• _Aim of the exercise_
Copy the data exactly; pictures stay out of the copy.
[Begin Materials provided]
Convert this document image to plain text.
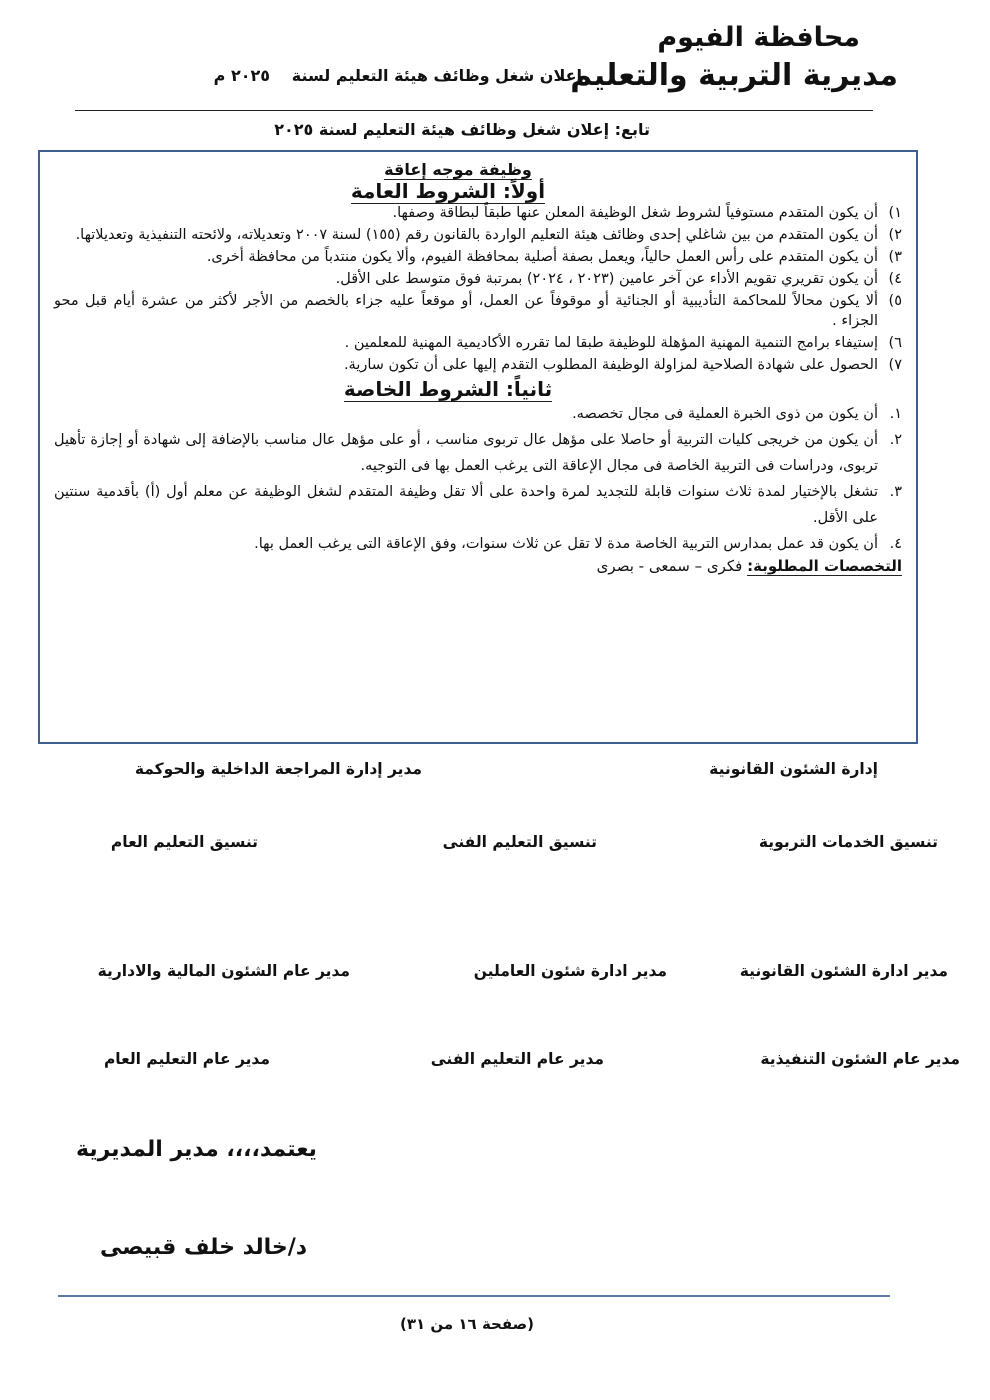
محافظة الفيوم
مديرية التربية والتعليم
إعلان شغل وظائف هيئة التعليم لسنة
٢٠٢٥ م
تابع: إعلان شغل وظائف هيئة التعليم لسنة ٢٠٢٥
وظيفة موجه إعاقة
أولاً: الشروط العامة
١)
أن يكون المتقدم مستوفياً لشروط شغل الوظيفة المعلن عنها طبقاً لبطاقة وصفها.
٢)
أن يكون المتقدم من بين شاغلي إحدى وظائف هيئة التعليم الواردة بالقانون رقم (١٥٥) لسنة ٢٠٠٧ وتعديلاته، ولائحته التنفيذية وتعديلاتها.
٣)
أن يكون المتقدم على رأس العمل حالياً، ويعمل بصفة أصلية بمحافظة الفيوم، وألا يكون منتدباً من محافظة أخرى.
٤)
أن يكون تقريري تقويم الأداء عن آخر عامين (٢٠٢٣ ، ٢٠٢٤) بمرتبة فوق متوسط على الأقل.
٥)
ألا يكون محالاً للمحاكمة التأديبية أو الجنائية أو موقوفاً عن العمل، أو موقعاً عليه جزاء بالخصم من الأجر لأكثر من عشرة أيام قبل محو الجزاء .
٦)
إستيفاء برامج التنمية المهنية المؤهلة للوظيفة طبقا لما تقرره الأكاديمية المهنية للمعلمين .
٧)
الحصول على شهادة الصلاحية لمزاولة الوظيفة المطلوب التقدم إليها على أن تكون سارية.
ثانياً: الشروط الخاصة
١.
أن يكون من ذوى الخبرة العملية فى مجال تخصصه.
٢.
أن يكون من خريجى كليات التربية أو حاصلا على مؤهل عال تربوى مناسب ، أو على مؤهل عال مناسب بالإضافة إلى شهادة أو إجازة تأهيل تربوى، ودراسات فى التربية الخاصة فى مجال الإعاقة التى يرغب العمل بها فى التوجيه.
٣.
تشغل بالإختيار لمدة ثلاث سنوات قابلة للتجديد لمرة واحدة على ألا تقل وظيفة المتقدم لشغل الوظيفة عن معلم أول (أ) بأقدمية سنتين على الأقل.
٤.
أن يكون قد عمل بمدارس التربية الخاصة مدة لا تقل عن ثلاث سنوات، وفق الإعاقة التى يرغب العمل بها.
التخصصات المطلوبة: فكرى – سمعى - بصرى
إدارة الشئون القانونية
مدير إدارة المراجعة الداخلية والحوكمة
تنسيق الخدمات التربوية
تنسيق التعليم الفنى
تنسيق التعليم العام
مدير ادارة الشئون القانونية
مدير ادارة شئون العاملين
مدير عام الشئون المالية والادارية
مدير عام الشئون التنفيذية
مدير عام التعليم الفنى
مدير عام التعليم العام
يعتمد،،،، مدير المديرية
د/خالد خلف قبيصى
(صفحة ١٦ من ٣١)
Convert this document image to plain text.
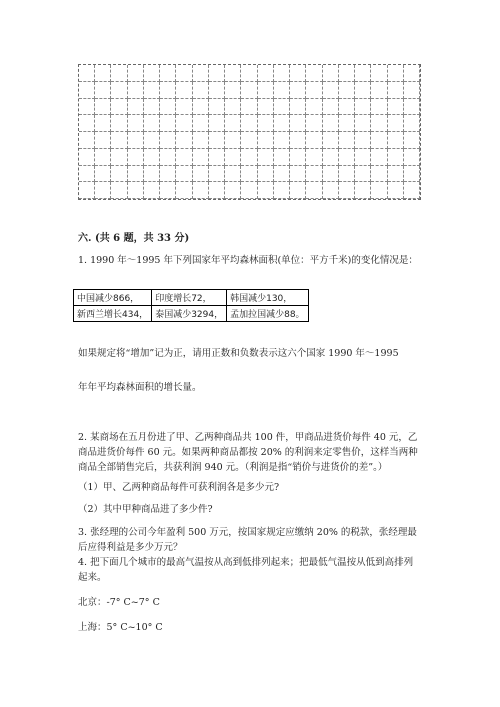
六. (共 6 题，共 33 分)
1. 1990 年～1995 年下列国家年平均森林面积(单位：平方千米)的变化情况是：
中国减少866，	印度增长72，	韩国减少130，
新西兰增长434，	泰国减少3294，	孟加拉国减少88。
如果规定将“增加”记为正，请用正数和负数表示这六个国家 1990 年～1995
年年平均森林面积的增长量。
2. 某商场在五月份进了甲、乙两种商品共 100 件，甲商品进货价每件 40 元，乙商品进货价每件 60 元。如果两种商品都按 20% 的利润来定零售价，这样当两种商品全部销售完后，共获利润 940 元。（利润是指“销价与进货价的差”。）
（1）甲、乙两种商品每件可获利润各是多少元?
（2）其中甲种商品进了多少件?
3. 张经理的公司今年盈利 500 万元，按国家规定应缴纳 20% 的税款，张经理最后应得利益是多少万元？
4. 把下面几个城市的最高气温按从高到低排列起来；把最低气温按从低到高排列起来。
北京：-7° C~7° C
上海：5° C~10° C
[End Materials provided]
• _Full response_
Convert this document image to plain text.
محافظة الفيوم
مديرية التربية والتعليم
إعلان شغل وظائف هيئة التعليم لسنة
٢٠٢٥ م
تابع: إعلان شغل وظائف هيئة التعليم لسنة ٢٠٢٥
وظيفة موجه إعاقة
أولاً: الشروط العامة
١)
أن يكون المتقدم مستوفياً لشروط شغل الوظيفة المعلن عنها طبقاً لبطاقة وصفها.
٢)
أن يكون المتقدم من بين شاغلي إحدى وظائف هيئة التعليم الواردة بالقانون رقم (١٥٥) لسنة ٢٠٠٧ وتعديلاته، ولائحته التنفيذية وتعديلاتها.
٣)
أن يكون المتقدم على رأس العمل حالياً، ويعمل بصفة أصلية بمحافظة الفيوم، وألا يكون منتدباً من محافظة أخرى.
٤)
أن يكون تقريري تقويم الأداء عن آخر عامين (٢٠٢٣ ، ٢٠٢٤) بمرتبة فوق متوسط على الأقل.
٥)
ألا يكون محالاً للمحاكمة التأديبية أو الجنائية أو موقوفاً عن العمل، أو موقعاً عليه جزاء بالخصم من الأجر لأكثر من عشرة أيام قبل محو الجزاء .
٦)
إستيفاء برامج التنمية المهنية المؤهلة للوظيفة طبقا لما تقرره الأكاديمية المهنية للمعلمين .
٧)
الحصول على شهادة الصلاحية لمزاولة الوظيفة المطلوب التقدم إليها على أن تكون سارية.
ثانياً: الشروط الخاصة
١.
أن يكون من ذوى الخبرة العملية فى مجال تخصصه.
٢.
أن يكون من خريجى كليات التربية أو حاصلا على مؤهل عال تربوى مناسب ، أو على مؤهل عال مناسب بالإضافة إلى شهادة أو إجازة تأهيل تربوى، ودراسات فى التربية الخاصة فى مجال الإعاقة التى يرغب العمل بها فى التوجيه.
٣.
تشغل بالإختيار لمدة ثلاث سنوات قابلة للتجديد لمرة واحدة على ألا تقل وظيفة المتقدم لشغل الوظيفة عن معلم أول (أ) بأقدمية سنتين على الأقل.
٤.
أن يكون قد عمل بمدارس التربية الخاصة مدة لا تقل عن ثلاث سنوات، وفق الإعاقة التى يرغب العمل بها.
التخصصات المطلوبة: فكرى – سمعى - بصرى
إدارة الشئون القانونية
مدير إدارة المراجعة الداخلية والحوكمة
تنسيق الخدمات التربوية
تنسيق التعليم الفنى
تنسيق التعليم العام
مدير ادارة الشئون القانونية
مدير ادارة شئون العاملين
مدير عام الشئون المالية والادارية
مدير عام الشئون التنفيذية
مدير عام التعليم الفنى
مدير عام التعليم العام
يعتمد،،،، مدير المديرية
د/خالد خلف قبيصى
(صفحة ١٦ من ٣١)
Convert this document image to plain text.
六. (共 6 题，共 33 分)
1. 1990 年～1995 年下列国家年平均森林面积(单位：平方千米)的变化情况是：
中国减少866，	印度增长72，	韩国减少130，
新西兰增长434，	泰国减少3294，	孟加拉国减少88。
如果规定将“增加”记为正，请用正数和负数表示这六个国家 1990 年～1995
年年平均森林面积的增长量。
2. 某商场在五月份进了甲、乙两种商品共 100 件，甲商品进货价每件 40 元，乙商品进货价每件 60 元。如果两种商品都按 20% 的利润来定零售价，这样当两种商品全部销售完后，共获利润 940 元。（利润是指“销价与进货价的差”。）
（1）甲、乙两种商品每件可获利润各是多少元?
（2）其中甲种商品进了多少件?
3. 张经理的公司今年盈利 500 万元，按国家规定应缴纳 20% 的税款，张经理最后应得利益是多少万元？
4. 把下面几个城市的最高气温按从高到低排列起来；把最低气温按从低到高排列起来。
北京：-7° C~7° C
上海：5° C~10° C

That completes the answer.